Problem description →
Output the lines that follow exactly as they are.
═════ Input material
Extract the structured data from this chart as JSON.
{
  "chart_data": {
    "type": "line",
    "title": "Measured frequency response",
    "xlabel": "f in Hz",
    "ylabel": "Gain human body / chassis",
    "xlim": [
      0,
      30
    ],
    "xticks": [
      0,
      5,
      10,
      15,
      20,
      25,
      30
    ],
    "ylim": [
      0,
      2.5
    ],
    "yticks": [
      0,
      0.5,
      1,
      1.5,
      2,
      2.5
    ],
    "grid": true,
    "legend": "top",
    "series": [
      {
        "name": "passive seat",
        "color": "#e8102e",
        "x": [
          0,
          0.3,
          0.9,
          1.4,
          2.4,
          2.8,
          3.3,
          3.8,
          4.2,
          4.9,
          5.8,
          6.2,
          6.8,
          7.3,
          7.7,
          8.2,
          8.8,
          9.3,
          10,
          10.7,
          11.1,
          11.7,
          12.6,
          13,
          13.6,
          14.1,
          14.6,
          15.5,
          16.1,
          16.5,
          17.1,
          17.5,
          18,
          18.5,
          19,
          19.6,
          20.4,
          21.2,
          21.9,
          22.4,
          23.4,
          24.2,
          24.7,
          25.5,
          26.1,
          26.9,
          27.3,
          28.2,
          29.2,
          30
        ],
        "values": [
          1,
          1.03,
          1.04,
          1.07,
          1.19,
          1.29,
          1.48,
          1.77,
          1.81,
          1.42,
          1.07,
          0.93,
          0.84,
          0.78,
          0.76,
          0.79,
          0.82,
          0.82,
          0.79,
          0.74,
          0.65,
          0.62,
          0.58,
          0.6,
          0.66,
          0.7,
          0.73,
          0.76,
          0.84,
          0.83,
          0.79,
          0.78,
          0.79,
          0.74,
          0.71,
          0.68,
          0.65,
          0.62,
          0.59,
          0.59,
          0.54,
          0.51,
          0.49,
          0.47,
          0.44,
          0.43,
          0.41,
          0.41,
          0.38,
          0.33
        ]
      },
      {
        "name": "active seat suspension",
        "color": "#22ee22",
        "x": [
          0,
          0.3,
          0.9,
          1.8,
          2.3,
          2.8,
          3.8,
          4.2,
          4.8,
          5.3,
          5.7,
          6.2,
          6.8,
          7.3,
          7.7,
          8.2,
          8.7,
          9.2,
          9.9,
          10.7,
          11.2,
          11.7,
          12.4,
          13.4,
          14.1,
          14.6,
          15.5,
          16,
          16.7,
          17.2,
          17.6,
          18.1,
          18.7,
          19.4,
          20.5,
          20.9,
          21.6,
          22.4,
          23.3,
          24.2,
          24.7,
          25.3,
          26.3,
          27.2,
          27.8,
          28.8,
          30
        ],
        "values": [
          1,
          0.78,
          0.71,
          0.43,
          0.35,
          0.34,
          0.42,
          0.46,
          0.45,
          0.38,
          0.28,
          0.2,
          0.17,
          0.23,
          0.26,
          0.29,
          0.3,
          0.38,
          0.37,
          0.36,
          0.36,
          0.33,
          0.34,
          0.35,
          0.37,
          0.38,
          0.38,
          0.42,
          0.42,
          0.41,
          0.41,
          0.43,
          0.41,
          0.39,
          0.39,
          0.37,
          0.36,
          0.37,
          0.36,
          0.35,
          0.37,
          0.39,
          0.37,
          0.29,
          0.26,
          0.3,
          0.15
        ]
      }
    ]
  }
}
══════════
Output for this exercise →
Extract the structured data from this chart as JSON.
{
  "chart_data": {
    "type": "line",
    "title": "Measured frequency response",
    "xlabel": "f in Hz",
    "ylabel": "Gain human body / chassis",
    "xlim": [
      0,
      30
    ],
    "xticks": [
      0,
      5,
      10,
      15,
      20,
      25,
      30
    ],
    "ylim": [
      0,
      2.5
    ],
    "yticks": [
      0,
      0.5,
      1,
      1.5,
      2,
      2.5
    ],
    "grid": true,
    "legend": "top",
    "series": [
      {
        "name": "passive seat",
        "color": "#e8102e",
        "x": [
          0,
          0.3,
          0.9,
          1.4,
          2.4,
          2.8,
          3.3,
          3.8,
          4.2,
          4.9,
          5.8,
          6.2,
          6.8,
          7.3,
          7.7,
          8.2,
          8.8,
          9.3,
          10,
          10.7,
          11.1,
          11.7,
          12.6,
          13,
          13.6,
          14.1,
          14.6,
          15.5,
          16.1,
          16.5,
          17.1,
          17.5,
          18,
          18.5,
          19,
          19.6,
          20.4,
          21.2,
          21.9,
          22.4,
          23.4,
          24.2,
          24.7,
          25.5,
          26.1,
          26.9,
          27.3,
          28.2,
          29.2,
          30
        ],
        "values": [
          1,
          1.03,
          1.04,
          1.07,
          1.19,
          1.29,
          1.48,
          1.77,
          1.81,
          1.42,
          1.07,
          0.93,
          0.84,
          0.78,
          0.76,
          0.79,
          0.82,
          0.82,
          0.79,
          0.74,
          0.65,
          0.62,
          0.58,
          0.6,
          0.66,
          0.7,
          0.73,
          0.76,
          0.84,
          0.83,
          0.79,
          0.78,
          0.79,
          0.74,
          0.71,
          0.68,
          0.65,
          0.62,
          0.59,
          0.59,
          0.54,
          0.51,
          0.49,
          0.47,
          0.44,
          0.43,
          0.41,
          0.41,
          0.38,
          0.33
        ]
      },
      {
        "name": "active seat suspension",
        "color": "#22ee22",
        "x": [
          0,
          0.3,
          0.9,
          1.8,
          2.3,
          2.8,
          3.8,
          4.2,
          4.8,
          5.3,
          5.7,
          6.2,
          6.8,
          7.3,
          7.7,
          8.2,
          8.7,
          9.2,
          9.9,
          10.7,
          11.2,
          11.7,
          12.4,
          13.4,
          14.1,
          14.6,
          15.5,
          16,
          16.7,
          17.2,
          17.6,
          18.1,
          18.7,
          19.4,
          20.5,
          20.9,
          21.6,
          22.4,
          23.3,
          24.2,
          24.7,
          25.3,
          26.3,
          27.2,
          27.8,
          28.8,
          30
        ],
        "values": [
          1,
          0.78,
          0.71,
          0.43,
          0.35,
          0.34,
          0.42,
          0.46,
          0.45,
          0.38,
          0.28,
          0.2,
          0.17,
          0.23,
          0.26,
          0.29,
          0.3,
          0.38,
          0.37,
          0.36,
          0.36,
          0.33,
          0.34,
          0.35,
          0.37,
          0.38,
          0.38,
          0.42,
          0.42,
          0.41,
          0.41,
          0.43,
          0.41,
          0.39,
          0.39,
          0.37,
          0.36,
          0.37,
          0.36,
          0.35,
          0.37,
          0.39,
          0.37,
          0.29,
          0.26,
          0.3,
          0.15
        ]
      }
    ]
  }
}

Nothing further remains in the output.